-------- Excerpted passage --------
The Polisario Front proclaimed the Sahrawi Arab Democratic Republic on 27 February 1976 and waged a guerrilla war against both Morocco and Mauritania. The World Court at the Hague had issued its verdict on the former Spanish colony just weeks before, which each party interpreted as confirming its rights on the disputed territory. After the completion of the Spanish withdrawal, and in the application of the Madrid Accords in 1976, Morocco took over the Saguia El Hamra and the northern two-thirds of the territory, while Mauritania took control of the southern third; this was formalized under the Western Sahara partition agreement.

The Polisario Front retaliated with guerrilla attacks and moved their base to Tindouf in western Algeria, where first refugee camps were established in May 1976. For the next two years the Polisario movement grew tremendously, as Sahrawi refugees flocked to the camps fleeing from the Moroccan and Mauritanian armies, while Algeria and Libya supplied arms and funding.
--------
» Apply what you read:
a) Answer each question from the Western Sahara passage, one line per answer, marked (i), (ii), (iii):
(i) On what date did the Polisario Front proclaim the Sahrawi Arab Democratic Republic?
(ii) What share of the territory came under Mauritanian control?
(iii) In what month and year were the first refugee camps established at Tindouf?
b) Carry on the Western Sahara passage from its final sentence.
Nothing here depends on the rows.
-------- Extracted entries --------
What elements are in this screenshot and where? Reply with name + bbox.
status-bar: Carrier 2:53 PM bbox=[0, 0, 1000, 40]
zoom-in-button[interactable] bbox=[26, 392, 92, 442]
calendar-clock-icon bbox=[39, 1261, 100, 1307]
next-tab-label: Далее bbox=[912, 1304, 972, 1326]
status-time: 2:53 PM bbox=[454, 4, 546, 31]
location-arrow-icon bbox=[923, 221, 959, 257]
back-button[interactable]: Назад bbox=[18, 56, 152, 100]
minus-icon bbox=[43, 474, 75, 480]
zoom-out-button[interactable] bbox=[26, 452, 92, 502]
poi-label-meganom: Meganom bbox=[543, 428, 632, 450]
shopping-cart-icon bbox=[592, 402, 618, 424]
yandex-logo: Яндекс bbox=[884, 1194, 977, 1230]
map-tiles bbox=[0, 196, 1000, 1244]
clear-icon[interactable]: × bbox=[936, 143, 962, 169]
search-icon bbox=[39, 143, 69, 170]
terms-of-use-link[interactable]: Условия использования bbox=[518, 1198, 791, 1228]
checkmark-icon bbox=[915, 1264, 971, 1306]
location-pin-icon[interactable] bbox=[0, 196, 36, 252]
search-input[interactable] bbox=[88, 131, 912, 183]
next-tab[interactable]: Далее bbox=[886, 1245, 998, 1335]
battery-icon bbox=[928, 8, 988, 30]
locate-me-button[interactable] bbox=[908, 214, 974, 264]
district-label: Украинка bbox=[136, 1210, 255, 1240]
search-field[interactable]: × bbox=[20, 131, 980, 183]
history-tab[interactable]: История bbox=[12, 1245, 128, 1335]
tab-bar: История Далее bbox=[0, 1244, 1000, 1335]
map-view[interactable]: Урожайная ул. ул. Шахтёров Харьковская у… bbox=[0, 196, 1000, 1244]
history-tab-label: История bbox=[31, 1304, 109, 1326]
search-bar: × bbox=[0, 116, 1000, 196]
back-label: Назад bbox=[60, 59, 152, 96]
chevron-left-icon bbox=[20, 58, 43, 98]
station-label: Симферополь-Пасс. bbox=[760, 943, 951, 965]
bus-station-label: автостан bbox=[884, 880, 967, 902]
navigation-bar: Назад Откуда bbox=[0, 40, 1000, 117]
--------
» Activity answers:
a)
(i) 27 February 1976
(ii) The southern third
(iii) May 1976

b)
Within months after the 1975–1976 Moroccan offensive, the Polisario had expanded to thousands of armed fighters. The reorganized army was able to inflict severe damage through guerrilla-style hit-and-run attacks against Moroccan forces in Western Sahara but also raided cities and towns in Morocco and Mauritania proper.

=== Mauritanian and French involvement ===

Mauritania, under the regime of President Moktar Ould Daddah, had a weakened army of 3,000 men which was unable to fend off the attacks by the Polisario. After repeated strikes at the country's principal source of income, the iron mines of Zouerate, the Government was nearly incapacitated by the lack of funds and the ensuing internal disorder. Ethnic unrest in the Mauritanian Armed Forces also strongly contributed to the ineffectiveness of the army: forcibly conscripted black Africans from the south of the country resisted getting involved in what they viewed as a northern intra-Arab dispute, and the tribes of northern Mauritania often sympathized with Polisario, fearing possible Moroccan regional ambitions and perceived increasing dependence of the Daddah regime on Moroccan support.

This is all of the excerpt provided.